— The task —
Among the lines below, count those with "Investment". Give only the number.

# Data start

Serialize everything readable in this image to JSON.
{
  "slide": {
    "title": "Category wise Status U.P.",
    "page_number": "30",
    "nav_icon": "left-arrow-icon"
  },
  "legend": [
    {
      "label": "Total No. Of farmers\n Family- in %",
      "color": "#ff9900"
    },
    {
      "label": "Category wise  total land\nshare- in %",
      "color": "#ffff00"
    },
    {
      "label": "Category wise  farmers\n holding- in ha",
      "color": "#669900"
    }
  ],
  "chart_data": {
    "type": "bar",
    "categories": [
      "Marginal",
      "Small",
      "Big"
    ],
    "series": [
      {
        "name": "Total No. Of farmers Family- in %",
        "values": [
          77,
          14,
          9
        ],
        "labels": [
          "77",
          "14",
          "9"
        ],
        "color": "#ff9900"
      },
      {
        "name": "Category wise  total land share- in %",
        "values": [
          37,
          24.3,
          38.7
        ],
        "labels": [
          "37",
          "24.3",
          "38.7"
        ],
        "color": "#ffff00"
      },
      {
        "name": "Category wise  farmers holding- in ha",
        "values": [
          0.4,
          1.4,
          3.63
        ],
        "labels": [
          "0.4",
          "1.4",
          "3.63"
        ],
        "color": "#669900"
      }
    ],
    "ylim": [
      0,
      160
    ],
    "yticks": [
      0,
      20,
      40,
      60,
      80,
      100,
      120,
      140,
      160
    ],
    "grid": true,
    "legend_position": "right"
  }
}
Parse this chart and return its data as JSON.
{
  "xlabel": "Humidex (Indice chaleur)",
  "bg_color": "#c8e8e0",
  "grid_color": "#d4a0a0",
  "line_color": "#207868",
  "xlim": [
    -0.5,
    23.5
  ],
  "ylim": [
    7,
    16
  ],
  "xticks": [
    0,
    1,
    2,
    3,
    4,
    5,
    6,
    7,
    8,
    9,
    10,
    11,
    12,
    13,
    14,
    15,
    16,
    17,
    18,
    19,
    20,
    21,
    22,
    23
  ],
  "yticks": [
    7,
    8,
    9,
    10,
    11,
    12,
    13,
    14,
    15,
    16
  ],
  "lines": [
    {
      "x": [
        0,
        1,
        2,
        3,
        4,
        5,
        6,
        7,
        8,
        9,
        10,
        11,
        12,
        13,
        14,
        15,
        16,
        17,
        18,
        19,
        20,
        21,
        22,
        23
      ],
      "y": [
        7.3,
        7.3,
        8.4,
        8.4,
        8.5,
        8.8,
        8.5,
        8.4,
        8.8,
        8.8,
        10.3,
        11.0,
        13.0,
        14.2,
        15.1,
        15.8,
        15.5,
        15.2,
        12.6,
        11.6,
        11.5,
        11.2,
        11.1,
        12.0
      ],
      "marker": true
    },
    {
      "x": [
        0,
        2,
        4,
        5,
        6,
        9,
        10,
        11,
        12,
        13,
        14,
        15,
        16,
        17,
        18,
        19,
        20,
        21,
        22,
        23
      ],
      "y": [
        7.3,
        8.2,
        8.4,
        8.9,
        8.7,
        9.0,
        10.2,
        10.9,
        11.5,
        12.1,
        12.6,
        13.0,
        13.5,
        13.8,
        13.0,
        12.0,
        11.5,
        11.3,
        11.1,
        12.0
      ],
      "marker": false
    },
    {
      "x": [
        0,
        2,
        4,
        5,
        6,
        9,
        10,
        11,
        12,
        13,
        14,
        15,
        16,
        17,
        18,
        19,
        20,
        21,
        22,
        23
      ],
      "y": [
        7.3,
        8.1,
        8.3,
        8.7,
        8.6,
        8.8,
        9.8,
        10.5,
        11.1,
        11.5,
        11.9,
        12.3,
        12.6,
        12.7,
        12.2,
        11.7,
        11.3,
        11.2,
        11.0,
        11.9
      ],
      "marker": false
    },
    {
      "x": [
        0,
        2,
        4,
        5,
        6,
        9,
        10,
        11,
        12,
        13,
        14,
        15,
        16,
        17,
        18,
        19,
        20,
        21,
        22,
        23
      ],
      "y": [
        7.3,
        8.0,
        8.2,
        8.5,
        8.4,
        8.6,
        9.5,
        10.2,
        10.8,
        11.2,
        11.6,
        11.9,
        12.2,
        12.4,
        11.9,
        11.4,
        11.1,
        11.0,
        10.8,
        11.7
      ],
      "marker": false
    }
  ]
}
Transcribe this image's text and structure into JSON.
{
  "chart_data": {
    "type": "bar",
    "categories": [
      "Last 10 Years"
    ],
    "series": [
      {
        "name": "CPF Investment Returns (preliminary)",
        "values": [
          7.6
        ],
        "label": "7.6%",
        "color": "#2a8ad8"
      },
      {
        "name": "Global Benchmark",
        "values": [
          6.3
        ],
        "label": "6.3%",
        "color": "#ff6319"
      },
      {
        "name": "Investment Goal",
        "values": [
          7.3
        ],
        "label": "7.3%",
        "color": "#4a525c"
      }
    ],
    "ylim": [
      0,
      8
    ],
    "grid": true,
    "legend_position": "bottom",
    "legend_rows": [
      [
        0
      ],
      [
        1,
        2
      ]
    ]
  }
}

# Data end
# Data start

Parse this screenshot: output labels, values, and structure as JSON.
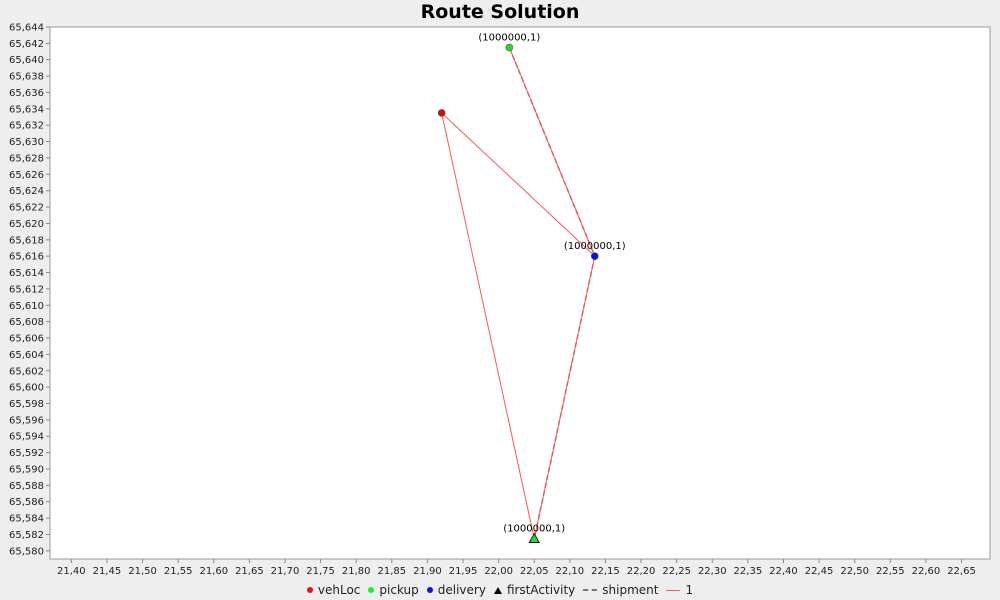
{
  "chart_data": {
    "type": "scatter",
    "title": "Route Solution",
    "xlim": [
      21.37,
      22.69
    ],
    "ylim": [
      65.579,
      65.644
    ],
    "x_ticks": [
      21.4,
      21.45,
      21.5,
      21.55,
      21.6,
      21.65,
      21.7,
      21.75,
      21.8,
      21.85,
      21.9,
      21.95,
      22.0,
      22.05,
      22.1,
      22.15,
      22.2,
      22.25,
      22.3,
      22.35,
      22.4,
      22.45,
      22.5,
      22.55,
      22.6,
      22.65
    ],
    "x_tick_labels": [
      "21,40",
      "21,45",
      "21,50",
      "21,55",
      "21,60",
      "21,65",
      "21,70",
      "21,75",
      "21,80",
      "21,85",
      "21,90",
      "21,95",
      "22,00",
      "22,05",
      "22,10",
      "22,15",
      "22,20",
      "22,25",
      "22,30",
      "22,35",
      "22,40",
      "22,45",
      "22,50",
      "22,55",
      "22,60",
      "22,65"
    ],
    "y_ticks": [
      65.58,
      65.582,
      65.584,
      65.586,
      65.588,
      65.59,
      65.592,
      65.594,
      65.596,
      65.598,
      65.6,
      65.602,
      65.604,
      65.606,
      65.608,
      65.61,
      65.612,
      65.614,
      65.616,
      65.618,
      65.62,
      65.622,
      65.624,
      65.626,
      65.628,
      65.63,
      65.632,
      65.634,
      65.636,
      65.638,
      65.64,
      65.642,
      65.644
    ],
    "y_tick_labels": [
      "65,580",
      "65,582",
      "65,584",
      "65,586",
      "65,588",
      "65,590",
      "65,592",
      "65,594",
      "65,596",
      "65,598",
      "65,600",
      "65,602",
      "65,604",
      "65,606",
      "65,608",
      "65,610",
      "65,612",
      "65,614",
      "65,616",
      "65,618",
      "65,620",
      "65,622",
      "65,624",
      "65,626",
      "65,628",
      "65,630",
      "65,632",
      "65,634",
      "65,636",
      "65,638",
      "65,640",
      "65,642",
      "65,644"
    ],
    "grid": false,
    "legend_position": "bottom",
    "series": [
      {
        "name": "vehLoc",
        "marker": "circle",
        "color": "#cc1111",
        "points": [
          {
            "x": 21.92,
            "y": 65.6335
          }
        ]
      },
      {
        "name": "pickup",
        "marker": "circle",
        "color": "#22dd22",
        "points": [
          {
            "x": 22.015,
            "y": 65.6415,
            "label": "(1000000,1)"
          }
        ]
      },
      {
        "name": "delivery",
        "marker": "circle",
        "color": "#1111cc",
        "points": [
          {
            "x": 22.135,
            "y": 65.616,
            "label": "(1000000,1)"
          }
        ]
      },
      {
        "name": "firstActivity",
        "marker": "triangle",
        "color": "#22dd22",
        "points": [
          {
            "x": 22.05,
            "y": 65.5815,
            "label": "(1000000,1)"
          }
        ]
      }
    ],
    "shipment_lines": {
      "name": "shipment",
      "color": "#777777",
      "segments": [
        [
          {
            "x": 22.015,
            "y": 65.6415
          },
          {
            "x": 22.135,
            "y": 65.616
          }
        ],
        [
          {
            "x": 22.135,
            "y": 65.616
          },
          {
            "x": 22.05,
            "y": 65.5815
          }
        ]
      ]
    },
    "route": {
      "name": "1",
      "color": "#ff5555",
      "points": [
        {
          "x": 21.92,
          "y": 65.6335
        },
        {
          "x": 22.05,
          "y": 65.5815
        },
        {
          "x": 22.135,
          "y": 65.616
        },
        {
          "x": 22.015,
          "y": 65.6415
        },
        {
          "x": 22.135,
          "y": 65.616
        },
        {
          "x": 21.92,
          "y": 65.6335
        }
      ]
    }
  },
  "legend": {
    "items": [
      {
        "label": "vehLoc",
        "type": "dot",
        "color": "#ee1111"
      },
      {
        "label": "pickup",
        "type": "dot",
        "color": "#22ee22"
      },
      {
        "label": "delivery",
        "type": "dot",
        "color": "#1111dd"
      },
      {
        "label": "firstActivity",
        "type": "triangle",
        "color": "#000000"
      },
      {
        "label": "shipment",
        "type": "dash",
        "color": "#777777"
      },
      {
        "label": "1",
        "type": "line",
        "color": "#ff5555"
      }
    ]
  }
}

# Data end

— Task answer —
2